Challenges:
- 1) According to the memo on generational fairness, why does population aging in Canada create new fiscal challenges?
- 2) Extract the entries from the first line of the entries up to and including the line containing "text-line: 和实践能力。 bbox=[188, 982, 386, 1018]", copying each line word for word.

── Source text ──

From: Parisa Mahboubi
To: Canada’s finance and employment ministers
Date: February 6, 2019
Re: Talking about the Generations
While large government deficits and debt raise concerns regarding intergenerational fairness, the longterm intergenerational impacts can significantly differ, depending on demographic shifts and future economic policy.
In particular, population aging in Canada has accelerated during the past decade due to declining fertility and improving life expectancy. This demographic transition poses new fiscal challenges since it dampens growth in government revenue while putting pressure on government spending, particularly in healthcare and public pensions.
Generational accounting is a powerful tool for assessing the lifetime fiscal burden on current and future generations, given demographic and economic projections. The method requires estimating the present value of government’s current and future net revenues to cover all current and future spending plus net debt. A large imbalance between the net tax burden faced by current and future generations over their lifetimes, in favor of current generations, would mean that existing fiscal policies are unfair and unsustainable.
Using generational accounting, my new C.D. Howe Institute Commentary shows that the projected lifetime fiscal burdens of the youngest generation (born since 2005) and future generations are very high: higher than those of any other generations, especially those born from the mid-1950s to the 1990s.
Our recently released calculator tool compares the net payments or benefits made by average Canadians to all levels of government, in the past, and the net payments or benefits you can expect to make or receive in the future. What this tool shows is that younger Canadians face higher lifetime net fiscal burdens, because they will pay debts accumulated by, and services delivered to, growing numbers of older Canadians. (Click here for a graphical representation.)

───
── Material for the task ──

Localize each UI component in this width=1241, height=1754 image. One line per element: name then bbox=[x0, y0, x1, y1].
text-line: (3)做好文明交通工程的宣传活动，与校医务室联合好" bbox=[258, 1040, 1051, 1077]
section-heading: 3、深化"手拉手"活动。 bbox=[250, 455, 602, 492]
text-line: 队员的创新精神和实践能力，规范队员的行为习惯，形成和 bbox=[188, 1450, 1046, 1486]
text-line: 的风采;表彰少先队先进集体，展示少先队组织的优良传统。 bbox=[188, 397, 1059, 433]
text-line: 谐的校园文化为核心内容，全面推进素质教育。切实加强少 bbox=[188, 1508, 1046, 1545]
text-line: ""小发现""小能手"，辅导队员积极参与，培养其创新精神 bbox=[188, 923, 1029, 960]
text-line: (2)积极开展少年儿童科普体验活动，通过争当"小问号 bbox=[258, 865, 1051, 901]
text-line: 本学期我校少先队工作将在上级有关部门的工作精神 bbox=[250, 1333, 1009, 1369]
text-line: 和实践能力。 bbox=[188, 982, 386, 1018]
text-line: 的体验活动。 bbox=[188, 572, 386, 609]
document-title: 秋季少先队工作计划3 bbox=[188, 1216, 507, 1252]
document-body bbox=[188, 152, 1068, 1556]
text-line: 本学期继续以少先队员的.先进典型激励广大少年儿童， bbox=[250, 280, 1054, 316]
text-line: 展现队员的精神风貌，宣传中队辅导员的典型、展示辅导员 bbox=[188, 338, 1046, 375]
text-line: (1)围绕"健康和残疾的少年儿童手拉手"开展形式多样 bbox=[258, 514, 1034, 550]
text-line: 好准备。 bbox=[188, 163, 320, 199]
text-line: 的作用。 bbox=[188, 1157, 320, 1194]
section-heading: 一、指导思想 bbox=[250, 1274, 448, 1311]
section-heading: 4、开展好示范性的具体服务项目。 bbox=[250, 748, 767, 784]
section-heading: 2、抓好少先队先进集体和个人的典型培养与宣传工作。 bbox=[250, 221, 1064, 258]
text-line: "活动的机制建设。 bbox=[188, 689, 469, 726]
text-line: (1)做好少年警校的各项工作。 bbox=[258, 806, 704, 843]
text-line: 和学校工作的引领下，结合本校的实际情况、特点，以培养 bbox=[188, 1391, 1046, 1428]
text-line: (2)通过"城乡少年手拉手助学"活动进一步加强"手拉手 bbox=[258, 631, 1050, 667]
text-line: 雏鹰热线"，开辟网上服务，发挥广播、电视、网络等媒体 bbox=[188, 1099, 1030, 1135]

───

Per-task answers:
- 1) Population aging slows growth in government revenue while increasing pressure on government spending, especially for healthcare and public pensions.

- 2)
Localize each UI component in this width=1241, height=1754 image. One line per element: name then bbox=[x0, y0, x1, y1].
text-line: (3)做好文明交通工程的宣传活动，与校医务室联合好" bbox=[258, 1040, 1051, 1077]
section-heading: 3、深化"手拉手"活动。 bbox=[250, 455, 602, 492]
text-line: 队员的创新精神和实践能力，规范队员的行为习惯，形成和 bbox=[188, 1450, 1046, 1486]
text-line: 的风采;表彰少先队先进集体，展示少先队组织的优良传统。 bbox=[188, 397, 1059, 433]
text-line: 谐的校园文化为核心内容，全面推进素质教育。切实加强少 bbox=[188, 1508, 1046, 1545]
text-line: ""小发现""小能手"，辅导队员积极参与，培养其创新精神 bbox=[188, 923, 1029, 960]
text-line: (2)积极开展少年儿童科普体验活动，通过争当"小问号 bbox=[258, 865, 1051, 901]
text-line: 本学期我校少先队工作将在上级有关部门的工作精神 bbox=[250, 1333, 1009, 1369]
text-line: 和实践能力。 bbox=[188, 982, 386, 1018]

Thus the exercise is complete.